• [Stated task] Copy every line of the data in which the word "площею" occurs.

• [Dataset content]
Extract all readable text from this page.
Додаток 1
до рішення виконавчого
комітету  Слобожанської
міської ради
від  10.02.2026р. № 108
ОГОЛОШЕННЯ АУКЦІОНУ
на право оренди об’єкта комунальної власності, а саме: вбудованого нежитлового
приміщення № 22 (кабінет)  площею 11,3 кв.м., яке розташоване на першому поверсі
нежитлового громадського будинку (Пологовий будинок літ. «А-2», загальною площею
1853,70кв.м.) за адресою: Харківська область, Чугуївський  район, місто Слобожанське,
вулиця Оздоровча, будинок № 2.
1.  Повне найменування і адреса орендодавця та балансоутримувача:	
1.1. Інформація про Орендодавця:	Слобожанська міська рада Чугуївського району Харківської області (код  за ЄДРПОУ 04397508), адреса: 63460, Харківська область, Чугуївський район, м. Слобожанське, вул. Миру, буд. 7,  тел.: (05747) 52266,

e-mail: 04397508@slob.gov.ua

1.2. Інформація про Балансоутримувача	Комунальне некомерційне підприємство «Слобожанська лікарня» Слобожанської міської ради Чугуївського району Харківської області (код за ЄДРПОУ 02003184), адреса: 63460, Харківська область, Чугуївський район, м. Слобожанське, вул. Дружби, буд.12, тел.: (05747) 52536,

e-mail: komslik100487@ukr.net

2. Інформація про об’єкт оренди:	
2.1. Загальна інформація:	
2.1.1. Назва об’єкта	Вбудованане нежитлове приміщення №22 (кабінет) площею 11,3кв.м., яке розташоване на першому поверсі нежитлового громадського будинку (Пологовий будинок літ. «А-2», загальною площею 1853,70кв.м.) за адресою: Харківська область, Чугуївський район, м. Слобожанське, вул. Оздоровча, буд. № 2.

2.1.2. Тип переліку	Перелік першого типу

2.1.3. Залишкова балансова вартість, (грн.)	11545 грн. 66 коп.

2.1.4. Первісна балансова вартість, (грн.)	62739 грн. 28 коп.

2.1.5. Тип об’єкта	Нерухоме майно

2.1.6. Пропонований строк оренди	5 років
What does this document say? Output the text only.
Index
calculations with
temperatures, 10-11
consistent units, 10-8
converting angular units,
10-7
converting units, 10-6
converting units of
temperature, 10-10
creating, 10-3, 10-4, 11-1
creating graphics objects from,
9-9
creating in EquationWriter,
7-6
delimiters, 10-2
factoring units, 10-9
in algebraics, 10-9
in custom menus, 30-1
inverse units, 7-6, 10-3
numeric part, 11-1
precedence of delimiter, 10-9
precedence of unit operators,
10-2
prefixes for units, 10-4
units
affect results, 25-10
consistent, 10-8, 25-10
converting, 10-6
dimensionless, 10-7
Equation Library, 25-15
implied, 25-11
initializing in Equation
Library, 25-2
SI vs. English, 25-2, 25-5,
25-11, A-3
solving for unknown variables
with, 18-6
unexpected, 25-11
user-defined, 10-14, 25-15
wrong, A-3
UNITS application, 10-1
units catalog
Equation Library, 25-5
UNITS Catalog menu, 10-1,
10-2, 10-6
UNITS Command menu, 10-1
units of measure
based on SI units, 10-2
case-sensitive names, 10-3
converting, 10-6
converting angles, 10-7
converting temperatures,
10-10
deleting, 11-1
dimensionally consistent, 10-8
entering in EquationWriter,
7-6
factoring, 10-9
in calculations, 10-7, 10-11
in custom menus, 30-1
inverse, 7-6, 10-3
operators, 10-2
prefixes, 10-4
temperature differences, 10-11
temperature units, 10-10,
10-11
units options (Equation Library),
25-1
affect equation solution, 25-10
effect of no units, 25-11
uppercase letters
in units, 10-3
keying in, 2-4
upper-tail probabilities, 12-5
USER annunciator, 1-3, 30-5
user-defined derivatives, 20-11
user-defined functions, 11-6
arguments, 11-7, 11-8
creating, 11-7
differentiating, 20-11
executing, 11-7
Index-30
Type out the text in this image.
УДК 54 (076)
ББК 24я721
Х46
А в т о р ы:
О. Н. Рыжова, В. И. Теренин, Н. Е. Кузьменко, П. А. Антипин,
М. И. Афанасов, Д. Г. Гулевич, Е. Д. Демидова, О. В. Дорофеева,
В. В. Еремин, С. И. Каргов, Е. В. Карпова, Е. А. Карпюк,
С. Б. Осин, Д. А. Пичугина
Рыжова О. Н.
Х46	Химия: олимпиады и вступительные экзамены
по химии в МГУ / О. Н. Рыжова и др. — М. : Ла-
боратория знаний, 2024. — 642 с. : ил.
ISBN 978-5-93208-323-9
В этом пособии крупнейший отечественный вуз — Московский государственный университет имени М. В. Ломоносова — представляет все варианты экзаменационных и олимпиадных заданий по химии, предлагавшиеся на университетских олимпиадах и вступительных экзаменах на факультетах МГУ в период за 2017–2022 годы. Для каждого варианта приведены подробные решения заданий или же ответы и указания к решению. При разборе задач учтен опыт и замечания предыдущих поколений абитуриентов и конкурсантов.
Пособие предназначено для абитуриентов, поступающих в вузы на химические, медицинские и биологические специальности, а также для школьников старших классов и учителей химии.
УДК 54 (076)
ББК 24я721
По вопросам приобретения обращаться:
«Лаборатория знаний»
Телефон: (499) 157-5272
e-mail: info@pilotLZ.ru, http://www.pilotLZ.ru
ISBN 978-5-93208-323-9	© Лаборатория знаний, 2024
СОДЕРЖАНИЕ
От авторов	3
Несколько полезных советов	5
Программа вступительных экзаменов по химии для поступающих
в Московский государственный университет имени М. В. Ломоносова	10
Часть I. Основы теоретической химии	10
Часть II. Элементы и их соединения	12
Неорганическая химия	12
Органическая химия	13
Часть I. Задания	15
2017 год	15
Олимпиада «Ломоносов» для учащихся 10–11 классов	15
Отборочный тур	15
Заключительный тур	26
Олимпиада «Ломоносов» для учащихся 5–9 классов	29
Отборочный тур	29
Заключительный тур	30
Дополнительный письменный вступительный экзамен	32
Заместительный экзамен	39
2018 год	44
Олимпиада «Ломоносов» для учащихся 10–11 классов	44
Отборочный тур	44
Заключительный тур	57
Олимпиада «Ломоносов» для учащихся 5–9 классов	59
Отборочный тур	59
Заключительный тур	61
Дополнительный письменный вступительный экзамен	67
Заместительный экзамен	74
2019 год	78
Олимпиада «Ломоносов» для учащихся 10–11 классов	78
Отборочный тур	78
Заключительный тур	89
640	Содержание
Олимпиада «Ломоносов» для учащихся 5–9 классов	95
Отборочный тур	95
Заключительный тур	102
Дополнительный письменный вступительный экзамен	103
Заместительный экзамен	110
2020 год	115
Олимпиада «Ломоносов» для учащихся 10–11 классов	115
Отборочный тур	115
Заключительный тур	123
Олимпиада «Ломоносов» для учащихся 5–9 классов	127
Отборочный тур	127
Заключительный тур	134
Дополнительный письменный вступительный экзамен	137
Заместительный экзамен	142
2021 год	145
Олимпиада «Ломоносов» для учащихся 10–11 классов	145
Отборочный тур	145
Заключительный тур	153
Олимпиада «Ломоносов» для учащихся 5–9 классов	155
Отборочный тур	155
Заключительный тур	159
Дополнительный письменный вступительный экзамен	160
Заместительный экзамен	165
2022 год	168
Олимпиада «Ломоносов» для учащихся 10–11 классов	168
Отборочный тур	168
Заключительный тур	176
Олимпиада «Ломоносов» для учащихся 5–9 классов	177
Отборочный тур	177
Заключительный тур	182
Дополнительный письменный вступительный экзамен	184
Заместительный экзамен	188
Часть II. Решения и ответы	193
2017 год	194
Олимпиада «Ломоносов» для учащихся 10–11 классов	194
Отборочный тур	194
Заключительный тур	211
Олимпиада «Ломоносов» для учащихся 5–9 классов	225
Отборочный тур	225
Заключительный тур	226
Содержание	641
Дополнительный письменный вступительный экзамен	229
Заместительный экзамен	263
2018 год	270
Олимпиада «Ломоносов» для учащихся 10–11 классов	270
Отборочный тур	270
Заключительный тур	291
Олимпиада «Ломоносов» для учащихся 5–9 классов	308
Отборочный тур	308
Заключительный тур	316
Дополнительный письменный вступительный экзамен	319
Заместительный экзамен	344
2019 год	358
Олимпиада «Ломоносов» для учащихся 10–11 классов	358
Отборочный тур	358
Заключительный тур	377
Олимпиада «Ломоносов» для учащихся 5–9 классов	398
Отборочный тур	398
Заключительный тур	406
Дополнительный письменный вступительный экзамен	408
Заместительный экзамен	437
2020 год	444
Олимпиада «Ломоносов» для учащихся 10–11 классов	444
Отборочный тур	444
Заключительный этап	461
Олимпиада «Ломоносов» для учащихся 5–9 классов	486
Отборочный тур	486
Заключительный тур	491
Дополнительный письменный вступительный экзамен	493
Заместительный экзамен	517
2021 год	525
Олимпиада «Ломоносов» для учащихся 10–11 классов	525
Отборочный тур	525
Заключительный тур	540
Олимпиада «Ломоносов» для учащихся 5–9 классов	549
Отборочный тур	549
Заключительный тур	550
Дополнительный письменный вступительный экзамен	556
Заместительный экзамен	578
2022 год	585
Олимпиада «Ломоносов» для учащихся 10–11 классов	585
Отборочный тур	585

• [The solution]
приміщення № 22 (кабінет)  площею 11,3 кв.м., яке розташоване на першому поверсі
нежитлового громадського будинку (Пологовий будинок літ. «А-2», загальною площею
2.1.1. Назва об’єкта	Вбудованане нежитлове приміщення №22 (кабінет) площею 11,3кв.м., яке розташоване на першому поверсі нежитлового громадського будинку (Пологовий будинок літ. «А-2», загальною площею 1853,70кв.м.) за адресою: Харківська область, Чугуївський район, м. Слобожанське, вул. Оздоровча, буд. № 2.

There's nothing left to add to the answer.